─── INPUT MATERIAL

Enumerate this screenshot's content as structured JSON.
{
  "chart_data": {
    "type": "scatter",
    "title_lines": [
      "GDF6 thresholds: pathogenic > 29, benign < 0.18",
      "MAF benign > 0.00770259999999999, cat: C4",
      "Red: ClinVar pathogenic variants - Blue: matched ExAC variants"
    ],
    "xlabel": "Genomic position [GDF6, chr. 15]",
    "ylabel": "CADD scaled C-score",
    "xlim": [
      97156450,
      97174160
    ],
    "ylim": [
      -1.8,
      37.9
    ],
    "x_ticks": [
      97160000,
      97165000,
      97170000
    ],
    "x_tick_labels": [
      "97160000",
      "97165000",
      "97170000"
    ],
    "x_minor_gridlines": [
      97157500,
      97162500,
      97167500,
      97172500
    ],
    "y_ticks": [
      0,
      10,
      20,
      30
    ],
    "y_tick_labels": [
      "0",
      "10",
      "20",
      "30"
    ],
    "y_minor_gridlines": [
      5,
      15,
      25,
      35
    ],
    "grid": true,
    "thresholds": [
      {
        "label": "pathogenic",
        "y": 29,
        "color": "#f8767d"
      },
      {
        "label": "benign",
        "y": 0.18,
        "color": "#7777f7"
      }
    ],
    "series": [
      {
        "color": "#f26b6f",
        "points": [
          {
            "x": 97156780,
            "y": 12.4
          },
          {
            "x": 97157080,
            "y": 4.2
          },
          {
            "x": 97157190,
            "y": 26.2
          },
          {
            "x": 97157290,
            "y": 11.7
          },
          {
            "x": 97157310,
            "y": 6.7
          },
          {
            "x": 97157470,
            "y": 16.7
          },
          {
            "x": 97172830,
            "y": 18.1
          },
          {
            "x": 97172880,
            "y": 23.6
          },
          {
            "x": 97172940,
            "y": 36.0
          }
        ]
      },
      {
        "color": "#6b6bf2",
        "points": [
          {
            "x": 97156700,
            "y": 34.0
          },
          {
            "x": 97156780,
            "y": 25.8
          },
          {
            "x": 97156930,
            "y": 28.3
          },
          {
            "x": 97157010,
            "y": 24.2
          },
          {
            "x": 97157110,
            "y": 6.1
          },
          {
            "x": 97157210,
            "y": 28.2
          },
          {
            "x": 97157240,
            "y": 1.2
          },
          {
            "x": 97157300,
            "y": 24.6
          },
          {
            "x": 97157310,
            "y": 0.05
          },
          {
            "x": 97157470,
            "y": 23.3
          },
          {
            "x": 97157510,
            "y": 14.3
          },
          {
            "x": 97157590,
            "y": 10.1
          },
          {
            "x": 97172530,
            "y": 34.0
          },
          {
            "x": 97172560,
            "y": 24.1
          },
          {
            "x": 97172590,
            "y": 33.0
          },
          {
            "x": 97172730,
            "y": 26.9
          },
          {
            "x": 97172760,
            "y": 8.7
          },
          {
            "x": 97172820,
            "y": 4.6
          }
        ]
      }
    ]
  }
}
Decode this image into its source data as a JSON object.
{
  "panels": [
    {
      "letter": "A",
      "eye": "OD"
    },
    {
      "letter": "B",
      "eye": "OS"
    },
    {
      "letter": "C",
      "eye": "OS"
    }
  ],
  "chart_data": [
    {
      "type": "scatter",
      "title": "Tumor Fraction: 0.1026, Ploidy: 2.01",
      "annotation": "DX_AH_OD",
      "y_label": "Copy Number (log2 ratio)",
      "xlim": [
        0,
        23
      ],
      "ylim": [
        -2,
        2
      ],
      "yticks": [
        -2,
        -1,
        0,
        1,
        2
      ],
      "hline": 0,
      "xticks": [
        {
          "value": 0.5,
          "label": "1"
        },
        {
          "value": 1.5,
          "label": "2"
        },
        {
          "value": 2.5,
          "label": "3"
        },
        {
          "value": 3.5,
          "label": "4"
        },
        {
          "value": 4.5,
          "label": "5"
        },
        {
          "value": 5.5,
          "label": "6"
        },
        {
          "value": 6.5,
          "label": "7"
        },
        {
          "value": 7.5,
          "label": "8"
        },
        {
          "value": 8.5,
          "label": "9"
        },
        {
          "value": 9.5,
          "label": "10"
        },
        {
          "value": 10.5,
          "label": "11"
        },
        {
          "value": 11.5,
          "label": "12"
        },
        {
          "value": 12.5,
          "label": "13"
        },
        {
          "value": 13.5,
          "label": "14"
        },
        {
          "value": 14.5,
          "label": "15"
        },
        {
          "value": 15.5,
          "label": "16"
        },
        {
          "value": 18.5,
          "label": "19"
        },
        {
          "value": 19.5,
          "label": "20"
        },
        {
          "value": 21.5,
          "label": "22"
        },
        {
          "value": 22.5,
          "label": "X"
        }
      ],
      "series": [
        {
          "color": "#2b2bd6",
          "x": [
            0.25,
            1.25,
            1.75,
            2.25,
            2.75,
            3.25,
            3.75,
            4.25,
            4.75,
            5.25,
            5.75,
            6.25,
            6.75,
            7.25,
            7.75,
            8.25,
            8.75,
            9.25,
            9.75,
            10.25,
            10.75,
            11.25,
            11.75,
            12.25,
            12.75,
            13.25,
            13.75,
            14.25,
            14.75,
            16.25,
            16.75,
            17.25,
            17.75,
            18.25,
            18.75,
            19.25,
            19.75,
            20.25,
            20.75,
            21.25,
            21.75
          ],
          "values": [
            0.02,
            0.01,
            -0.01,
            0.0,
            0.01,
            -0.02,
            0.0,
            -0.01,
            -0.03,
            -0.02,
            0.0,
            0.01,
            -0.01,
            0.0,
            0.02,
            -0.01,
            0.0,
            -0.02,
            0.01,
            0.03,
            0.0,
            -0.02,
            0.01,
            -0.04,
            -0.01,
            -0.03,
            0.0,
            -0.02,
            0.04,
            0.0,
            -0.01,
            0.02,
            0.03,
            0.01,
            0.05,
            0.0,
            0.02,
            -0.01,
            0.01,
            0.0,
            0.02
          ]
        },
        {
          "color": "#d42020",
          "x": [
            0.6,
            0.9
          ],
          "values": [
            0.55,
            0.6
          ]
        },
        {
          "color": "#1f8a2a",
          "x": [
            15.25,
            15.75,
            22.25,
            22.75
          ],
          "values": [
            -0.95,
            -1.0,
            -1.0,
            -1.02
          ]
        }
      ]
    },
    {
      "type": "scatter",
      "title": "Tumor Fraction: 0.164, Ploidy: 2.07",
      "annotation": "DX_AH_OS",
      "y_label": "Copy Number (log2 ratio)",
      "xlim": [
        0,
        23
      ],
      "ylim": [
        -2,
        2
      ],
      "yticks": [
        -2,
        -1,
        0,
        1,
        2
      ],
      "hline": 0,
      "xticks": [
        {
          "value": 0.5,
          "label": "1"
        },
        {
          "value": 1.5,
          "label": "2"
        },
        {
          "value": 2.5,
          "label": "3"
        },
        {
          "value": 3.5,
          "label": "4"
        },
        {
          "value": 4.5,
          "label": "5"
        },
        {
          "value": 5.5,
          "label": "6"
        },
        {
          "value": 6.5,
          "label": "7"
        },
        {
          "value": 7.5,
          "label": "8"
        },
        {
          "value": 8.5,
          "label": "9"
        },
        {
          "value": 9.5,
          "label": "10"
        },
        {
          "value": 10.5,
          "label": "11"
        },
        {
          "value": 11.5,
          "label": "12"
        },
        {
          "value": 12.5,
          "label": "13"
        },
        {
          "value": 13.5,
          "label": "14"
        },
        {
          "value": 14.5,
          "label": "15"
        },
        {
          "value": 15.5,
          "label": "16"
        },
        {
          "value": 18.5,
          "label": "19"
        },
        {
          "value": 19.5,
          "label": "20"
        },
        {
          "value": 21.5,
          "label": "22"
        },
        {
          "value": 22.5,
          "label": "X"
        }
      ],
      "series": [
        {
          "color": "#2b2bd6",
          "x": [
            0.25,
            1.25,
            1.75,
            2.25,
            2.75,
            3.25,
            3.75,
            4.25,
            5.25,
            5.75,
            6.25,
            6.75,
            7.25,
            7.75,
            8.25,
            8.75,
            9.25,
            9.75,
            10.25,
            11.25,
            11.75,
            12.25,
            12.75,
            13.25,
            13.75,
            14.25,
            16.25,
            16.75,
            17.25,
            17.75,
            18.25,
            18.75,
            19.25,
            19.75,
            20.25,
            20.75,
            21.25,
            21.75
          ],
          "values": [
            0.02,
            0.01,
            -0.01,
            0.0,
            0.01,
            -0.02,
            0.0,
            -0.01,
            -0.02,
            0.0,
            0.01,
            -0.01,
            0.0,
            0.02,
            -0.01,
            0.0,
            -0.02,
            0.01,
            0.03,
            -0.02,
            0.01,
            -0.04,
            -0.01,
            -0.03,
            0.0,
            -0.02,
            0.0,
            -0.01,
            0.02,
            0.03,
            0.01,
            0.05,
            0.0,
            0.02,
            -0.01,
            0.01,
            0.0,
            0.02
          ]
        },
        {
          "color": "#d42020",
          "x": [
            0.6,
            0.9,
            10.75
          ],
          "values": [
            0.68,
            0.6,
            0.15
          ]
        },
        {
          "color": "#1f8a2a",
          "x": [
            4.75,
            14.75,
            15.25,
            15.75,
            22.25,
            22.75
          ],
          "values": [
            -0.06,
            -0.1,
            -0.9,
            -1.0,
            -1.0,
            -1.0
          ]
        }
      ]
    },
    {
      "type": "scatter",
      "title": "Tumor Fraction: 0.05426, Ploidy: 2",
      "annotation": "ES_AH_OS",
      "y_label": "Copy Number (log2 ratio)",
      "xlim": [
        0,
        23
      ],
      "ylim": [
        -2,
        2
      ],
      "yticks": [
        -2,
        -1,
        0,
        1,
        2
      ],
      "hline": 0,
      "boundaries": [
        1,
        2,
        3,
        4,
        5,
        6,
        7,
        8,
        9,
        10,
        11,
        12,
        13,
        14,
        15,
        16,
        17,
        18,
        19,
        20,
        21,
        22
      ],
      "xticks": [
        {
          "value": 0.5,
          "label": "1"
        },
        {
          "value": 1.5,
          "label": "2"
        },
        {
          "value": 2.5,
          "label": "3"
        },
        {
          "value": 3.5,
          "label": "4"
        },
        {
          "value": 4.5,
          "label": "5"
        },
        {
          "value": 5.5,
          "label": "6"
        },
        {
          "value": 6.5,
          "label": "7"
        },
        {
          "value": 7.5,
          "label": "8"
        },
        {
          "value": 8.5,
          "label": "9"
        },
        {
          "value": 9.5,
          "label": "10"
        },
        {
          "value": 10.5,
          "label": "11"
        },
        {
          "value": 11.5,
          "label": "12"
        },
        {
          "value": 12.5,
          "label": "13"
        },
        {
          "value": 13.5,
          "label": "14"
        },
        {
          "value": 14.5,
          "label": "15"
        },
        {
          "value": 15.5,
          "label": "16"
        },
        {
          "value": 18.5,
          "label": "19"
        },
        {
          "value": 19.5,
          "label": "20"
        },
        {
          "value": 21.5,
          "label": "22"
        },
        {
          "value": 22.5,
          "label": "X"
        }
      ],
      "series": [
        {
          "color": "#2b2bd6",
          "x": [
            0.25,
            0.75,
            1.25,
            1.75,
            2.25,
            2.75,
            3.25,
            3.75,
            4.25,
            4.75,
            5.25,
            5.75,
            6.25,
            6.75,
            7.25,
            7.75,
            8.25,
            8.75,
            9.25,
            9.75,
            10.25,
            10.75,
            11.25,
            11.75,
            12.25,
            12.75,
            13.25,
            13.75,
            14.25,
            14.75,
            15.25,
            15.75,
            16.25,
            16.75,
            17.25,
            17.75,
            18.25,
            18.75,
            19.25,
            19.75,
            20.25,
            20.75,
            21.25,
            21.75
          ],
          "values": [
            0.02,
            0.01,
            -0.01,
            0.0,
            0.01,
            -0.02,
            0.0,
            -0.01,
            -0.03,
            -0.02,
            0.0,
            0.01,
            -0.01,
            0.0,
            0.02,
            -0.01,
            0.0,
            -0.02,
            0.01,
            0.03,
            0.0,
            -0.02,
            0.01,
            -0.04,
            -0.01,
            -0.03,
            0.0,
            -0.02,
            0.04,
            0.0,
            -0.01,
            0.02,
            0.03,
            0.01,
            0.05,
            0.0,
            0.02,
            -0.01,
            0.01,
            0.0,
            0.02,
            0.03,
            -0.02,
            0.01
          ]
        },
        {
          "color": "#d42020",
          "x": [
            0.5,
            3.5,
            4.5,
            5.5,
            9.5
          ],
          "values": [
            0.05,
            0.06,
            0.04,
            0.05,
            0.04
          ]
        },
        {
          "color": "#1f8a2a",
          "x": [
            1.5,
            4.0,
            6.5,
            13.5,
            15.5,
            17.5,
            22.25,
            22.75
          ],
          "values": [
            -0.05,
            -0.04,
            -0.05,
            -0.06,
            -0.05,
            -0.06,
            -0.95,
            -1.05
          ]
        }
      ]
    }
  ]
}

──────

Copy every line above that holds the word "annotation".

      "annotation": "DX_AH_OD",
      "annotation": "DX_AH_OS",
      "annotation": "ES_AH_OS",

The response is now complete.